Saved entries:
#####
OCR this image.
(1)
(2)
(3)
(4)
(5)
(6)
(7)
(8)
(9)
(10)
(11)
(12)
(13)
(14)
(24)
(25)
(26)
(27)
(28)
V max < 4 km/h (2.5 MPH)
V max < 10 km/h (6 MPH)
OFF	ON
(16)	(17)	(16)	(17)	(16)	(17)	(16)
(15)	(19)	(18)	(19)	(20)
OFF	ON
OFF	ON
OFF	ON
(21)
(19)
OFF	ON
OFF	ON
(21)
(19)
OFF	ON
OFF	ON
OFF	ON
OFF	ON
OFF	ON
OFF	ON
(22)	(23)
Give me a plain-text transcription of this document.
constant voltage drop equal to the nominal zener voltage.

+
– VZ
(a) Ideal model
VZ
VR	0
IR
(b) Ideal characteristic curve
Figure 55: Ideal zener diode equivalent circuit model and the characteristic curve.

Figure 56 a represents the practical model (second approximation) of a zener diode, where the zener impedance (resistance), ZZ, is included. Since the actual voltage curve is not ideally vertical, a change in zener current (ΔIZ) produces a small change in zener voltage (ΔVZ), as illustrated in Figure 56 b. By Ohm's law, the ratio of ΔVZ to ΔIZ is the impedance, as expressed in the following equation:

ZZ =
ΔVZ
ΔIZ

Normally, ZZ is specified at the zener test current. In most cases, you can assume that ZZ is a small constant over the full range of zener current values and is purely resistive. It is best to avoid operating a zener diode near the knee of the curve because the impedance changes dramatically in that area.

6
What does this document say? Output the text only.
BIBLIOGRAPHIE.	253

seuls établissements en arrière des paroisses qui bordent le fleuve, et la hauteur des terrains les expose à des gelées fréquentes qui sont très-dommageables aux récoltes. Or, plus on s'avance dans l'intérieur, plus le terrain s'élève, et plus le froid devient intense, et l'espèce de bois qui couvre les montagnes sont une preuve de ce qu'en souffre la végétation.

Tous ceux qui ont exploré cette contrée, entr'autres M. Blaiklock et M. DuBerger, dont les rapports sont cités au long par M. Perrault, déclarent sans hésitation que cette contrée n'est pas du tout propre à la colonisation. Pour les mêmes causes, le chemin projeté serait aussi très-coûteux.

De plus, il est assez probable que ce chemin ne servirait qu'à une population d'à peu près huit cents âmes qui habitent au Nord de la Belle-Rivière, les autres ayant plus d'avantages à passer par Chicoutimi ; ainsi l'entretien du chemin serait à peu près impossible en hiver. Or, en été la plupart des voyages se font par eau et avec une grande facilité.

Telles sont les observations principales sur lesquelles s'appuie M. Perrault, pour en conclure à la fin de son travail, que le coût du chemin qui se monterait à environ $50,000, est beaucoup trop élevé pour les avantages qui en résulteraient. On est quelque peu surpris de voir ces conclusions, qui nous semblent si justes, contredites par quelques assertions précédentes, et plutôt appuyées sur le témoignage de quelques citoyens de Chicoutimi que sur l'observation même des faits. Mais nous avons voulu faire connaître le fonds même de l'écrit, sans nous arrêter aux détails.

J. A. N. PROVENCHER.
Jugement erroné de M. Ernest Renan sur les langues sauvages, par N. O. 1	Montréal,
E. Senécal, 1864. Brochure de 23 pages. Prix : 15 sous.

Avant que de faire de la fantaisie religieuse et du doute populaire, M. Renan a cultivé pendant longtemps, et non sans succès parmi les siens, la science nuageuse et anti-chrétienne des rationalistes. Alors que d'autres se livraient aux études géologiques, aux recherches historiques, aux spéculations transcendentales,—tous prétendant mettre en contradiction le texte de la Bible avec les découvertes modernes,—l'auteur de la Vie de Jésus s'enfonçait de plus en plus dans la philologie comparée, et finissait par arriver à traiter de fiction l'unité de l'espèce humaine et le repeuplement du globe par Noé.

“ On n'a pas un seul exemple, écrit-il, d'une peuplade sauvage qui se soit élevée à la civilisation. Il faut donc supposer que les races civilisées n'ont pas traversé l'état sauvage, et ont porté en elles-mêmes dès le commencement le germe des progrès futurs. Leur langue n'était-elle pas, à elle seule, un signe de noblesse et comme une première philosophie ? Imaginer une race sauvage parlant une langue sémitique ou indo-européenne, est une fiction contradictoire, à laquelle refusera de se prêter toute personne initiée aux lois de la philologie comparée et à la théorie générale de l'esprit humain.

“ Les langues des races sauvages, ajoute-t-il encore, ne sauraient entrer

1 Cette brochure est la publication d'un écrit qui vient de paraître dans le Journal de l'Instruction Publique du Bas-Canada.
#####
■ **Task statement**
Output the records verbatim, from the first line to the last.

■ **Solved problem**
OCR this image.
(1)
(2)
(3)
(4)
(5)
(6)
(7)
(8)
(9)
(10)
(11)
(12)
(13)
(14)
(24)
(25)
(26)
(27)
(28)
V max < 4 km/h (2.5 MPH)
V max < 10 km/h (6 MPH)
OFF	ON
(16)	(17)	(16)	(17)	(16)	(17)	(16)
(15)	(19)	(18)	(19)	(20)
OFF	ON
OFF	ON
OFF	ON
(21)
(19)
OFF	ON
OFF	ON
(21)
(19)
OFF	ON
OFF	ON
OFF	ON
OFF	ON
OFF	ON
OFF	ON
(22)	(23)
Give me a plain-text transcription of this document.
constant voltage drop equal to the nominal zener voltage.

+
– VZ
(a) Ideal model
VZ
VR	0
IR
(b) Ideal characteristic curve
Figure 55: Ideal zener diode equivalent circuit model and the characteristic curve.

Figure 56 a represents the practical model (second approximation) of a zener diode, where the zener impedance (resistance), ZZ, is included. Since the actual voltage curve is not ideally vertical, a change in zener current (ΔIZ) produces a small change in zener voltage (ΔVZ), as illustrated in Figure 56 b. By Ohm's law, the ratio of ΔVZ to ΔIZ is the impedance, as expressed in the following equation:

ZZ =
ΔVZ
ΔIZ

Normally, ZZ is specified at the zener test current. In most cases, you can assume that ZZ is a small constant over the full range of zener current values and is purely resistive. It is best to avoid operating a zener diode near the knee of the curve because the impedance changes dramatically in that area.

6
What does this document say? Output the text only.
BIBLIOGRAPHIE.	253

seuls établissements en arrière des paroisses qui bordent le fleuve, et la hauteur des terrains les expose à des gelées fréquentes qui sont très-dommageables aux récoltes. Or, plus on s'avance dans l'intérieur, plus le terrain s'élève, et plus le froid devient intense, et l'espèce de bois qui couvre les montagnes sont une preuve de ce qu'en souffre la végétation.

Tous ceux qui ont exploré cette contrée, entr'autres M. Blaiklock et M. DuBerger, dont les rapports sont cités au long par M. Perrault, déclarent sans hésitation que cette contrée n'est pas du tout propre à la colonisation. Pour les mêmes causes, le chemin projeté serait aussi très-coûteux.

De plus, il est assez probable que ce chemin ne servirait qu'à une population d'à peu près huit cents âmes qui habitent au Nord de la Belle-Rivière, les autres ayant plus d'avantages à passer par Chicoutimi ; ainsi l'entretien du chemin serait à peu près impossible en hiver. Or, en été la plupart des voyages se font par eau et avec une grande facilité.

Telles sont les observations principales sur lesquelles s'appuie M. Perrault, pour en conclure à la fin de son travail, que le coût du chemin qui se monterait à environ $50,000, est beaucoup trop élevé pour les avantages qui en résulteraient. On est quelque peu surpris de voir ces conclusions, qui nous semblent si justes, contredites par quelques assertions précédentes, et plutôt appuyées sur le témoignage de quelques citoyens de Chicoutimi que sur l'observation même des faits. Mais nous avons voulu faire connaître le fonds même de l'écrit, sans nous arrêter aux détails.

J. A. N. PROVENCHER.
Jugement erroné de M. Ernest Renan sur les langues sauvages, par N. O. 1	Montréal,
E. Senécal, 1864. Brochure de 23 pages. Prix : 15 sous.

Avant que de faire de la fantaisie religieuse et du doute populaire, M. Renan a cultivé pendant longtemps, et non sans succès parmi les siens, la science nuageuse et anti-chrétienne des rationalistes. Alors que d'autres se livraient aux études géologiques, aux recherches historiques, aux spéculations transcendentales,—tous prétendant mettre en contradiction le texte de la Bible avec les découvertes modernes,—l'auteur de la Vie de Jésus s'enfonçait de plus en plus dans la philologie comparée, et finissait par arriver à traiter de fiction l'unité de l'espèce humaine et le repeuplement du globe par Noé.

“ On n'a pas un seul exemple, écrit-il, d'une peuplade sauvage qui se soit élevée à la civilisation. Il faut donc supposer que les races civilisées n'ont pas traversé l'état sauvage, et ont porté en elles-mêmes dès le commencement le germe des progrès futurs. Leur langue n'était-elle pas, à elle seule, un signe de noblesse et comme une première philosophie ? Imaginer une race sauvage parlant une langue sémitique ou indo-européenne, est une fiction contradictoire, à laquelle refusera de se prêter toute personne initiée aux lois de la philologie comparée et à la théorie générale de l'esprit humain.

“ Les langues des races sauvages, ajoute-t-il encore, ne sauraient entrer

1 Cette brochure est la publication d'un écrit qui vient de paraître dans le Journal de l'Instruction Publique du Bas-Canada.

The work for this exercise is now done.